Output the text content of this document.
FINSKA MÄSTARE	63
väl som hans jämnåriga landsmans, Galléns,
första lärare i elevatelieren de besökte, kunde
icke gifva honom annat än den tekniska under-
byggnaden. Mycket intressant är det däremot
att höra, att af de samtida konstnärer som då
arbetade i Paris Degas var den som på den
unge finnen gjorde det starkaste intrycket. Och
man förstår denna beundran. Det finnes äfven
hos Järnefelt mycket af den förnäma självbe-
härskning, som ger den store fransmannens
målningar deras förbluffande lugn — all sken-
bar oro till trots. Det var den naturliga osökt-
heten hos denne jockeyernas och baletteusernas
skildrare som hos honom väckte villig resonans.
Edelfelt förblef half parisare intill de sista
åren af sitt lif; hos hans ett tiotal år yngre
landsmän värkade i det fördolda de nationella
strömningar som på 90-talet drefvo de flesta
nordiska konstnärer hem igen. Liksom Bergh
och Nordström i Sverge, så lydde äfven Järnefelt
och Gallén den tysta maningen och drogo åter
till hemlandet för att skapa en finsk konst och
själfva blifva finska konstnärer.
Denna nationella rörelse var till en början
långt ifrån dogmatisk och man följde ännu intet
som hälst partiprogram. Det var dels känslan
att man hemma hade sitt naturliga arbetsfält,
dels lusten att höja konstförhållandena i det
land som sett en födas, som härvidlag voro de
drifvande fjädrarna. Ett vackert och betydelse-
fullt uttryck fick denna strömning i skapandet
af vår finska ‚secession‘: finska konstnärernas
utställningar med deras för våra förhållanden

--

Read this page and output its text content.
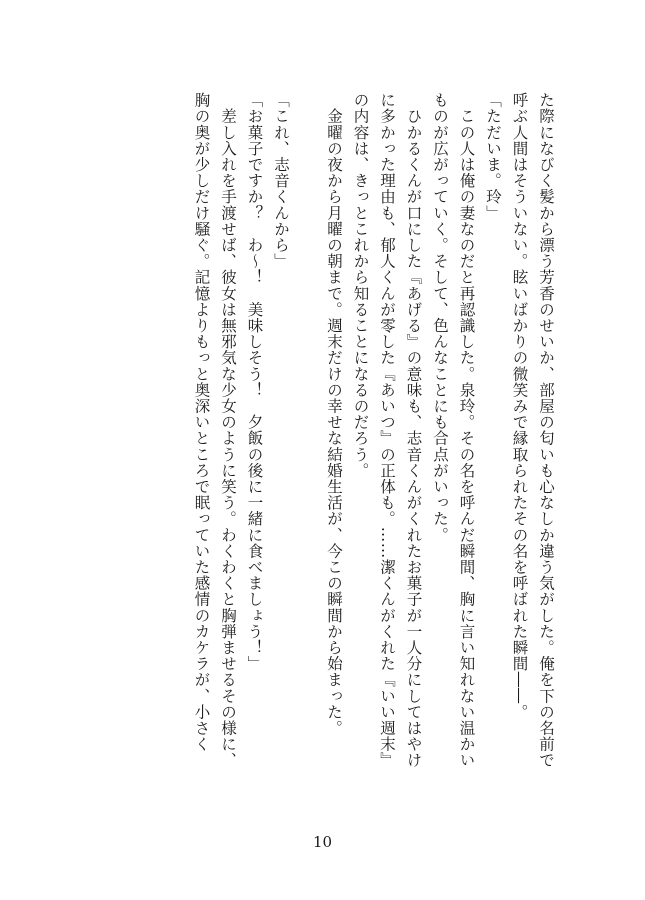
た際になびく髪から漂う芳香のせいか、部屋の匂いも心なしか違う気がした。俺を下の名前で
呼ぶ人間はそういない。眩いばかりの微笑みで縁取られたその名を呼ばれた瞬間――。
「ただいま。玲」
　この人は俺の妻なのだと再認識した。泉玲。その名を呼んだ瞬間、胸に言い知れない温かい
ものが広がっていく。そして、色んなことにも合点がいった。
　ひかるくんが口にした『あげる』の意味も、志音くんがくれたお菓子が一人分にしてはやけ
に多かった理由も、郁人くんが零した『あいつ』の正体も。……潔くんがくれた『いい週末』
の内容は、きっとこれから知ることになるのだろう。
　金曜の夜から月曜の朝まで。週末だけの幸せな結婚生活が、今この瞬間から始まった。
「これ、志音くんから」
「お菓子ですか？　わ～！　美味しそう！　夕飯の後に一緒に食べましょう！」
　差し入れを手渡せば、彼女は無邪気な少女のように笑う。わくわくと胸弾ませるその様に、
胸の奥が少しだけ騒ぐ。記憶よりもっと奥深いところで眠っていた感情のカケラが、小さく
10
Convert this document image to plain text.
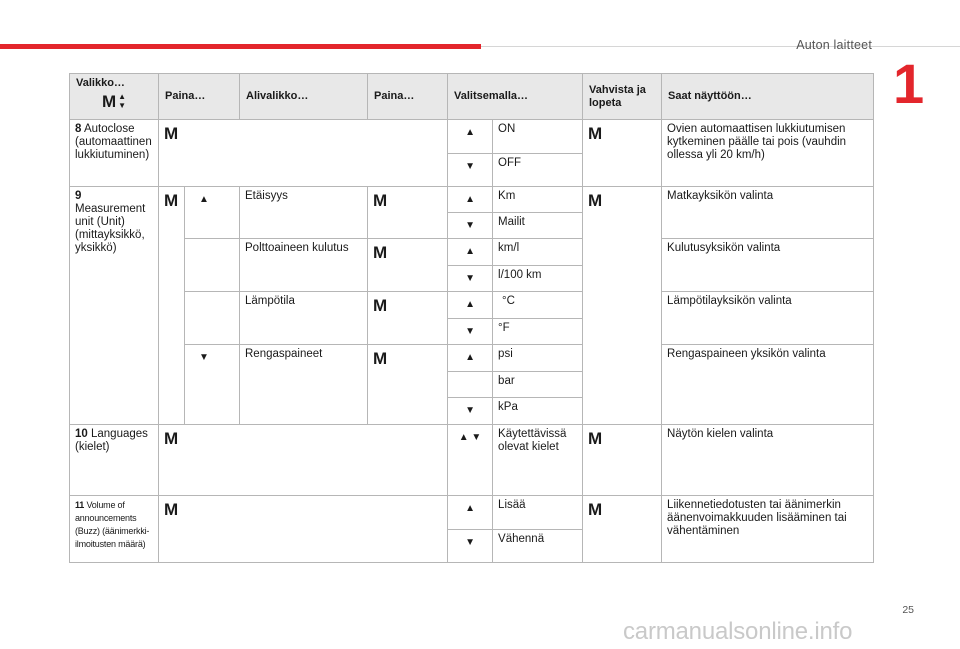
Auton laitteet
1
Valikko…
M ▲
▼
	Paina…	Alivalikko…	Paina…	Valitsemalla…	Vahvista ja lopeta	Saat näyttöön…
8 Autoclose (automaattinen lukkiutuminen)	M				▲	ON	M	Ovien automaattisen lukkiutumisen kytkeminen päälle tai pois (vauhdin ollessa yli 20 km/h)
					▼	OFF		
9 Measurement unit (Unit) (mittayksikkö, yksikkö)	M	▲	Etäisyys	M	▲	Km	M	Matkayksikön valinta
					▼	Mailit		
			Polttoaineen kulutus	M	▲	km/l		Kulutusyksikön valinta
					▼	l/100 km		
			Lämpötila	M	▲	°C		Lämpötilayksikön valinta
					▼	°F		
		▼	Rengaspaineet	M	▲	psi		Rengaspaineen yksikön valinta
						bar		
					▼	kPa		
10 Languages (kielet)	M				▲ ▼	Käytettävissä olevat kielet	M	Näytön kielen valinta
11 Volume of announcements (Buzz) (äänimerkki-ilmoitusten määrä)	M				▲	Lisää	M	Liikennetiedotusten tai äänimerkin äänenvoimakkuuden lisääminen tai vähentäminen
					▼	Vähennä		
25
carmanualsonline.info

* * *

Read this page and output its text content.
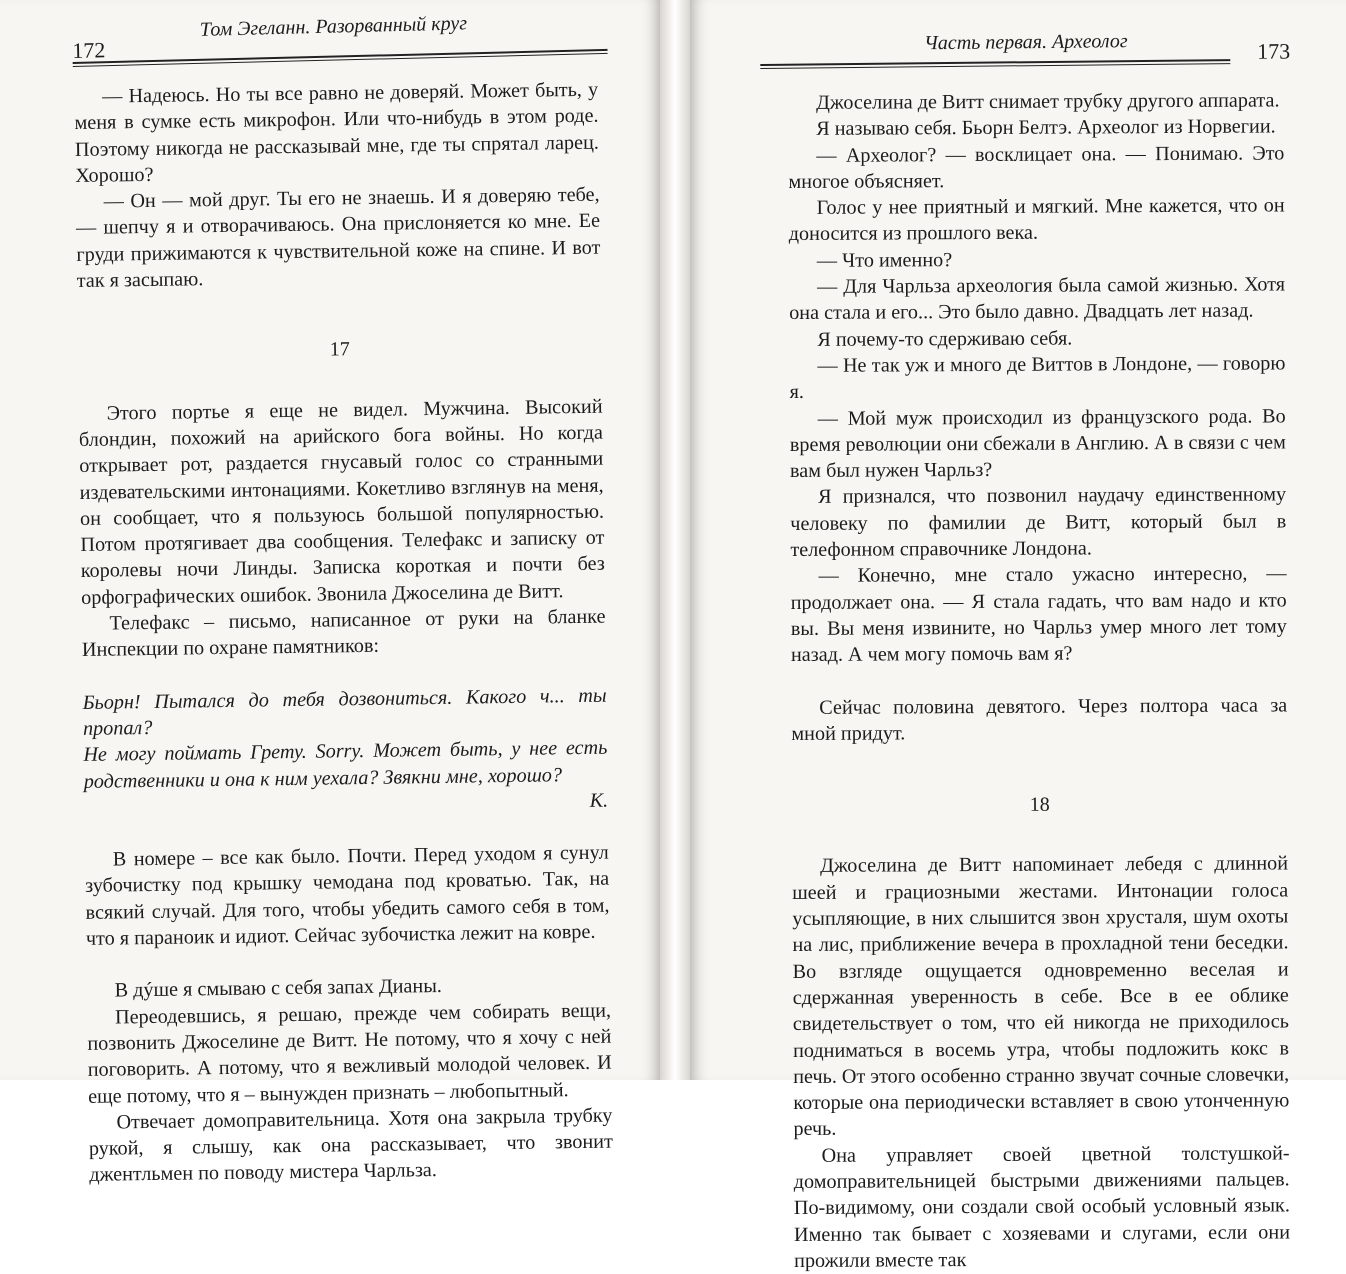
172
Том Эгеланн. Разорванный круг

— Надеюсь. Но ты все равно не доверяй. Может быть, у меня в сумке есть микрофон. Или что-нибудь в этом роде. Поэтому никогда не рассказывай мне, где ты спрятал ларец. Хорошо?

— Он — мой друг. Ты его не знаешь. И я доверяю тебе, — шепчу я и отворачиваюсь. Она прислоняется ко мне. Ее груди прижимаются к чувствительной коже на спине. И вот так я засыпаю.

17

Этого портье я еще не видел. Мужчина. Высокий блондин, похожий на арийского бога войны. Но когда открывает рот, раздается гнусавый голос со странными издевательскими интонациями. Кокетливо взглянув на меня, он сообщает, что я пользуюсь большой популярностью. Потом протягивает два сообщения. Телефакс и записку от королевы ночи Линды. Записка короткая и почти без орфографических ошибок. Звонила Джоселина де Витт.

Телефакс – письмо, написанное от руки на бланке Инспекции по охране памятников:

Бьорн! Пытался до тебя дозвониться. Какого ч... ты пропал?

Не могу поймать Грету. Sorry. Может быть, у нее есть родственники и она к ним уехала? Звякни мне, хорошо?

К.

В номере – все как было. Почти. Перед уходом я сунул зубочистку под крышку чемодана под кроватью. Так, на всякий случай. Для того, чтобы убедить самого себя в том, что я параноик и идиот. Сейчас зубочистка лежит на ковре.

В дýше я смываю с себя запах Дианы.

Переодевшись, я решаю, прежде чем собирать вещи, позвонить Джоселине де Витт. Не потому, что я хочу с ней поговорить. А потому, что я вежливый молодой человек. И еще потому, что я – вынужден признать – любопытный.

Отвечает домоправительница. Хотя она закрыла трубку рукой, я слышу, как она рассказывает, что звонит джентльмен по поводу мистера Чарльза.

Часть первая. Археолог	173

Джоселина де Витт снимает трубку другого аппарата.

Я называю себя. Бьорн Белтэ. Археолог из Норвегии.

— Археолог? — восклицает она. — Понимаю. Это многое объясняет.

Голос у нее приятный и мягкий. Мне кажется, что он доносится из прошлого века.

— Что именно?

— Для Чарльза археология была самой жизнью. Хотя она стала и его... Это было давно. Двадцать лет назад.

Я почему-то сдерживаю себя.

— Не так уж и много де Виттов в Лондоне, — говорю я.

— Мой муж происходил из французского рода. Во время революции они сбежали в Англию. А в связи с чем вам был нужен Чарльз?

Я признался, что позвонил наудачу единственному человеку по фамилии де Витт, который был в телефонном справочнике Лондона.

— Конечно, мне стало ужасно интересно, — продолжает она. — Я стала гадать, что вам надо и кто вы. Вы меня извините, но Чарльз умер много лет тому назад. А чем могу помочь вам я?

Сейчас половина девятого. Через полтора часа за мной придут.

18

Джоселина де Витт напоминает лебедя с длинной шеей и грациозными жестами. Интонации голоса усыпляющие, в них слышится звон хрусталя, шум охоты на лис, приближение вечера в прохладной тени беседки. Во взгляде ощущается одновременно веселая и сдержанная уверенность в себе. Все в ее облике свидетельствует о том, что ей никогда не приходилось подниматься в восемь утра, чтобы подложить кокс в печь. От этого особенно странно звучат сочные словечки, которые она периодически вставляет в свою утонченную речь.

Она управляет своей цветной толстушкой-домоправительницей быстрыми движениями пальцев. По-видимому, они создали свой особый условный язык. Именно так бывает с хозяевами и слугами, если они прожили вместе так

Work required
Identify every line where the string "valinta" appears.

Solution
9 Measurement unit (Unit) (mittayksikkö, yksikkö)	M	▲	Etäisyys	M	▲	Km	M	Matkayksikön valinta
			Polttoaineen kulutus	M	▲	km/l		Kulutusyksikön valinta
			Lämpötila	M	▲	°C		Lämpötilayksikön valinta
		▼	Rengaspaineet	M	▲	psi		Rengaspaineen yksikön valinta
10 Languages (kielet)	M				▲ ▼	Käytettävissä olevat kielet	M	Näytön kielen valinta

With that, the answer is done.